◆ WRITTEN REQUEST
Extract the complete data exactly as given.

◆ Dataset records
-*-*-

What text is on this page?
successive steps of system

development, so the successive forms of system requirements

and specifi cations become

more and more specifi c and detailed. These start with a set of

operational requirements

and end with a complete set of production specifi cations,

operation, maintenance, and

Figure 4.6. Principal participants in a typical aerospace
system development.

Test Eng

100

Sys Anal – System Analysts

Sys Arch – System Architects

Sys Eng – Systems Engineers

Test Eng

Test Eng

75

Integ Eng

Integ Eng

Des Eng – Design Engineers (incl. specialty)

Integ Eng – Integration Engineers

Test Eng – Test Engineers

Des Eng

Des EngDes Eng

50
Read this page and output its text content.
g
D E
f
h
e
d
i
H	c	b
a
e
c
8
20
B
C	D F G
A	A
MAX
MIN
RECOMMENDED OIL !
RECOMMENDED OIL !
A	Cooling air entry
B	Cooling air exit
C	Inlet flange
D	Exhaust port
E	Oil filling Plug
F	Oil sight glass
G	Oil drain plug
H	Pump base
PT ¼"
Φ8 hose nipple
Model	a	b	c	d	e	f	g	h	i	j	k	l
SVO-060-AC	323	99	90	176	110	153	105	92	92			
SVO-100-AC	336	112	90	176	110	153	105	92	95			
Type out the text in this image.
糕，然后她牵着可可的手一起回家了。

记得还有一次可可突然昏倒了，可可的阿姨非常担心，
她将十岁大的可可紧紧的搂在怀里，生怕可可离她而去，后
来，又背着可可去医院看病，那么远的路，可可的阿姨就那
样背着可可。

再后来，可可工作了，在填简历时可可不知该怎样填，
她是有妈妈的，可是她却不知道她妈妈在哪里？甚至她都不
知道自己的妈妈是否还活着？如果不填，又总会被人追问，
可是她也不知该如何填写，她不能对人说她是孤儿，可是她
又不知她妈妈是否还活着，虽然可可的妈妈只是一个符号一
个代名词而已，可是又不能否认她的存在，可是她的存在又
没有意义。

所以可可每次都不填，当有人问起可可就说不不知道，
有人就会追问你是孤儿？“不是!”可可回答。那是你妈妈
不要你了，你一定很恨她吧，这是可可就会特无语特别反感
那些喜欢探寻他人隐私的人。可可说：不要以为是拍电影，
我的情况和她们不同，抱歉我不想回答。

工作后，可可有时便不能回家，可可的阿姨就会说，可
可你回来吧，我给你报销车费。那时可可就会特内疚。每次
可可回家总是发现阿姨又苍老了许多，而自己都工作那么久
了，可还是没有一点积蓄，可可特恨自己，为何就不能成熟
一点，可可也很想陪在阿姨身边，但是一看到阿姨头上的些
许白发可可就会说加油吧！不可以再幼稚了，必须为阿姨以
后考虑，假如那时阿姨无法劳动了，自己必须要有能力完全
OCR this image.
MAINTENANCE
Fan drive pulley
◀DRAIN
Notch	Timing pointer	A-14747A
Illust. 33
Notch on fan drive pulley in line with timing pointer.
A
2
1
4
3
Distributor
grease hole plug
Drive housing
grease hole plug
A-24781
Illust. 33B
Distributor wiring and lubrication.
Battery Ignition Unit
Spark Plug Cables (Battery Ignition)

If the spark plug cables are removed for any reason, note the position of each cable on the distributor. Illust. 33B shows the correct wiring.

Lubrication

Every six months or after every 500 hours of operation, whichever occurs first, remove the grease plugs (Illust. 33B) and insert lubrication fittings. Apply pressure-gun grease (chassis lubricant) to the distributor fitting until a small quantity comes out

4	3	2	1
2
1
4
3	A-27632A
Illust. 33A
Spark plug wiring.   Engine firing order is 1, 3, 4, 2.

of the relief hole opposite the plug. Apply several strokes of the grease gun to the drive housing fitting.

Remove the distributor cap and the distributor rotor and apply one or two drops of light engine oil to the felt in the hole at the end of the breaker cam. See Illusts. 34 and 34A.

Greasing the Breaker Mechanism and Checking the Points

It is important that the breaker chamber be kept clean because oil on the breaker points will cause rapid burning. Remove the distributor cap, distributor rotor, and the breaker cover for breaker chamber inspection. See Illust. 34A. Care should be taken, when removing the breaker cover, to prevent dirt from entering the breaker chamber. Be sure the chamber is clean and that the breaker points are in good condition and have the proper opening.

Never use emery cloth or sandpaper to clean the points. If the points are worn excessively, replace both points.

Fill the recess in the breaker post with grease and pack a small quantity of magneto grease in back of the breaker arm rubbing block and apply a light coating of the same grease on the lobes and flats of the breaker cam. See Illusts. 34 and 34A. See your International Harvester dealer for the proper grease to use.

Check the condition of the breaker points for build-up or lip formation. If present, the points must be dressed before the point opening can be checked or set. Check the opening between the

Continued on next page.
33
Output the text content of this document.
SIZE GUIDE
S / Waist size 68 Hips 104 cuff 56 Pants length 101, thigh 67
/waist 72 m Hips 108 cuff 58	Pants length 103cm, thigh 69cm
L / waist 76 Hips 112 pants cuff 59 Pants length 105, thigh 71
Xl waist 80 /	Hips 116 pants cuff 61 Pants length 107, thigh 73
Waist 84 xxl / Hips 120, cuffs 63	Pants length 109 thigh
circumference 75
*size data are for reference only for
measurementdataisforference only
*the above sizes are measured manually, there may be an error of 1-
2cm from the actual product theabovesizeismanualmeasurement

-*-*-

◆ SOLUTION FOR THIS TASK
What text is on this page?
successive steps of system

development, so the successive forms of system requirements

and specifi cations become

more and more specifi c and detailed. These start with a set of

operational requirements

and end with a complete set of production specifi cations,

operation, maintenance, and

Figure 4.6. Principal participants in a typical aerospace
system development.

Test Eng

100

Sys Anal – System Analysts

Sys Arch – System Architects

Sys Eng – Systems Engineers

Test Eng

Test Eng

75

Integ Eng

Integ Eng

Des Eng – Design Engineers (incl. specialty)

Integ Eng – Integration Engineers

Test Eng – Test Engineers

Des Eng

Des EngDes Eng

50
Read this page and output its text content.
g
D E
f
h
e
d
i
H	c	b
a
e
c
8
20
B
C	D F G
A	A
MAX
MIN
RECOMMENDED OIL !
RECOMMENDED OIL !
A	Cooling air entry
B	Cooling air exit
C	Inlet flange
D	Exhaust port
E	Oil filling Plug
F	Oil sight glass
G	Oil drain plug
H	Pump base
PT ¼"
Φ8 hose nipple
Model	a	b	c	d	e	f	g	h	i	j	k	l
SVO-060-AC	323	99	90	176	110	153	105	92	92			
SVO-100-AC	336	112	90	176	110	153	105	92	95			
Type out the text in this image.
糕，然后她牵着可可的手一起回家了。

记得还有一次可可突然昏倒了，可可的阿姨非常担心，
她将十岁大的可可紧紧的搂在怀里，生怕可可离她而去，后
来，又背着可可去医院看病，那么远的路，可可的阿姨就那
样背着可可。

再后来，可可工作了，在填简历时可可不知该怎样填，
她是有妈妈的，可是她却不知道她妈妈在哪里？甚至她都不
知道自己的妈妈是否还活着？如果不填，又总会被人追问，
可是她也不知该如何填写，她不能对人说她是孤儿，可是她
又不知她妈妈是否还活着，虽然可可的妈妈只是一个符号一
个代名词而已，可是又不能否认她的存在，可是她的存在又
没有意义。

所以可可每次都不填，当有人问起可可就说不不知道，
有人就会追问你是孤儿？“不是!”可可回答。那是你妈妈
不要你了，你一定很恨她吧，这是可可就会特无语特别反感
那些喜欢探寻他人隐私的人。可可说：不要以为是拍电影，
我的情况和她们不同，抱歉我不想回答。

工作后，可可有时便不能回家，可可的阿姨就会说，可
可你回来吧，我给你报销车费。那时可可就会特内疚。每次
可可回家总是发现阿姨又苍老了许多，而自己都工作那么久
了，可还是没有一点积蓄，可可特恨自己，为何就不能成熟
一点，可可也很想陪在阿姨身边，但是一看到阿姨头上的些
许白发可可就会说加油吧！不可以再幼稚了，必须为阿姨以
后考虑，假如那时阿姨无法劳动了，自己必须要有能力完全
OCR this image.
MAINTENANCE
Fan drive pulley
◀DRAIN
Notch	Timing pointer	A-14747A
Illust. 33
Notch on fan drive pulley in line with timing pointer.
A
2
1
4
3
Distributor
grease hole plug
Drive housing
grease hole plug
A-24781
Illust. 33B
Distributor wiring and lubrication.
Battery Ignition Unit
Spark Plug Cables (Battery Ignition)

If the spark plug cables are removed for any reason, note the position of each cable on the distributor. Illust. 33B shows the correct wiring.

Lubrication

Every six months or after every 500 hours of operation, whichever occurs first, remove the grease plugs (Illust. 33B) and insert lubrication fittings. Apply pressure-gun grease (chassis lubricant) to the distributor fitting until a small quantity comes out

4	3	2	1
2
1
4
3	A-27632A
Illust. 33A
Spark plug wiring.   Engine firing order is 1, 3, 4, 2.

of the relief hole opposite the plug. Apply several strokes of the grease gun to the drive housing fitting.

Remove the distributor cap and the distributor rotor and apply one or two drops of light engine oil to the felt in the hole at the end of the breaker cam. See Illusts. 34 and 34A.

Greasing the Breaker Mechanism and Checking the Points

It is important that the breaker chamber be kept clean because oil on the breaker points will cause rapid burning. Remove the distributor cap, distributor rotor, and the breaker cover for breaker chamber inspection. See Illust. 34A. Care should be taken, when removing the breaker cover, to prevent dirt from entering the breaker chamber. Be sure the chamber is clean and that the breaker points are in good condition and have the proper opening.

Never use emery cloth or sandpaper to clean the points. If the points are worn excessively, replace both points.

Fill the recess in the breaker post with grease and pack a small quantity of magneto grease in back of the breaker arm rubbing block and apply a light coating of the same grease on the lobes and flats of the breaker cam. See Illusts. 34 and 34A. See your International Harvester dealer for the proper grease to use.

Check the condition of the breaker points for build-up or lip formation. If present, the points must be dressed before the point opening can be checked or set. Check the opening between the

Continued on next page.
33
Output the text content of this document.
SIZE GUIDE
S / Waist size 68 Hips 104 cuff 56 Pants length 101, thigh 67
/waist 72 m Hips 108 cuff 58	Pants length 103cm, thigh 69cm
L / waist 76 Hips 112 pants cuff 59 Pants length 105, thigh 71
Xl waist 80 /	Hips 116 pants cuff 61 Pants length 107, thigh 73
Waist 84 xxl / Hips 120, cuffs 63	Pants length 109 thigh
circumference 75
*size data are for reference only for
measurementdataisforference only
*the above sizes are measured manually, there may be an error of 1-
2cm from the actual product theabovesizeismanualmeasurement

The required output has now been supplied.